§ WHAT IS EXPECTED: Write out the entries verbatim and leave the images out of the copy.
....................
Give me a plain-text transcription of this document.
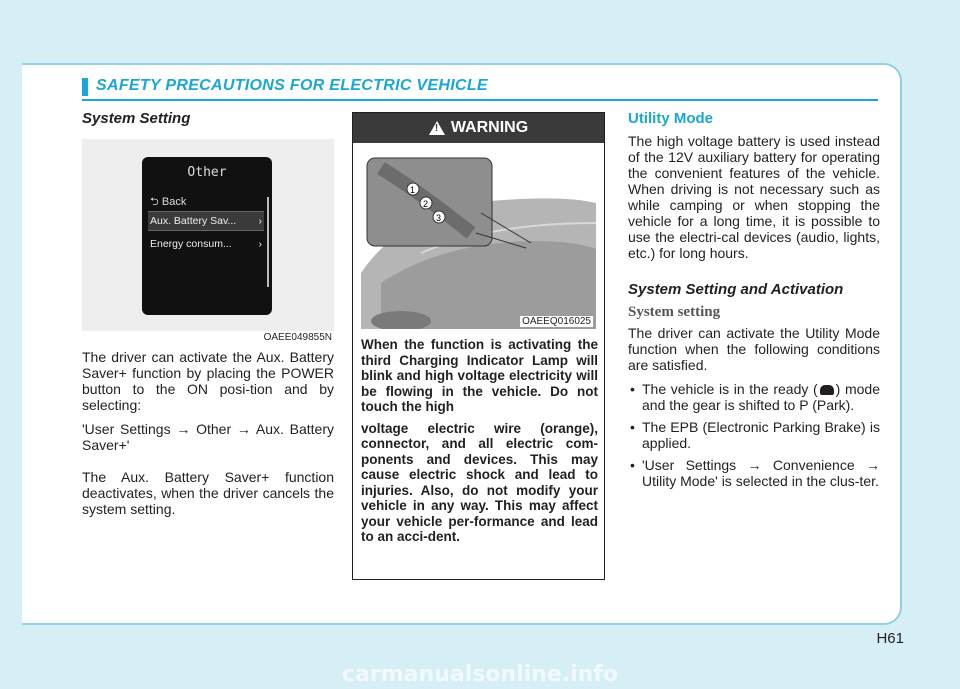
SAFETY PRECAUTIONS FOR ELECTRIC VEHICLE
System Setting
Other
⮌ Back
Aux. Battery Sav... ›
Energy consum...	›
OAEE049855N

The driver can activate the Aux. Battery Saver+ function by placing the POWER button to the ON posi-tion and by selecting:

'User Settings → Other → Aux. Battery Saver+'

The Aux. Battery Saver+ function deactivates, when the driver cancels the system setting.

!
WARNING
1
2
3
OAEEQ016025

When the function is activating the third Charging Indicator Lamp will blink and high voltage electricity will be flowing in the vehicle. Do not touch the high

voltage electric wire (orange), connector, and all electric com-ponents and devices. This may cause electric shock and lead to injuries. Also, do not modify your vehicle in any way. This may affect your vehicle per-formance and lead to an acci-dent.

Utility Mode

The high voltage battery is used instead of the 12V auxiliary battery for operating the convenient features of the vehicle. When driving is not necessary such as while camping or when stopping the vehicle for a long time, it is possible to use the electri-cal devices (audio, lights, etc.) for long hours.

System Setting and Activation
System setting

The driver can activate the Utility Mode function when the following conditions are satisfied.

• The vehicle is in the ready ( ) mode and the gear is shifted to P (Park).
• The EPB (Electronic Parking Brake) is applied.
• 'User Settings → Convenience → Utility Mode' is selected in the clus-ter.
H61
carmanualsonline.info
....................
§ ANSWER TO THIS PROBLEM:
Give me a plain-text transcription of this document.
SAFETY PRECAUTIONS FOR ELECTRIC VEHICLE
System Setting
Other
⮌ Back
Aux. Battery Sav... ›
Energy consum...	›
OAEE049855N

The driver can activate the Aux. Battery Saver+ function by placing the POWER button to the ON posi-tion and by selecting:

'User Settings → Other → Aux. Battery Saver+'

The Aux. Battery Saver+ function deactivates, when the driver cancels the system setting.

!
WARNING
1
2
3
OAEEQ016025

When the function is activating the third Charging Indicator Lamp will blink and high voltage electricity will be flowing in the vehicle. Do not touch the high

voltage electric wire (orange), connector, and all electric com-ponents and devices. This may cause electric shock and lead to injuries. Also, do not modify your vehicle in any way. This may affect your vehicle per-formance and lead to an acci-dent.

Utility Mode

The high voltage battery is used instead of the 12V auxiliary battery for operating the convenient features of the vehicle. When driving is not necessary such as while camping or when stopping the vehicle for a long time, it is possible to use the electri-cal devices (audio, lights, etc.) for long hours.

System Setting and Activation
System setting

The driver can activate the Utility Mode function when the following conditions are satisfied.

• The vehicle is in the ready ( ) mode and the gear is shifted to P (Park).
• The EPB (Electronic Parking Brake) is applied.
• 'User Settings → Convenience → Utility Mode' is selected in the clus-ter.
H61
carmanualsonline.info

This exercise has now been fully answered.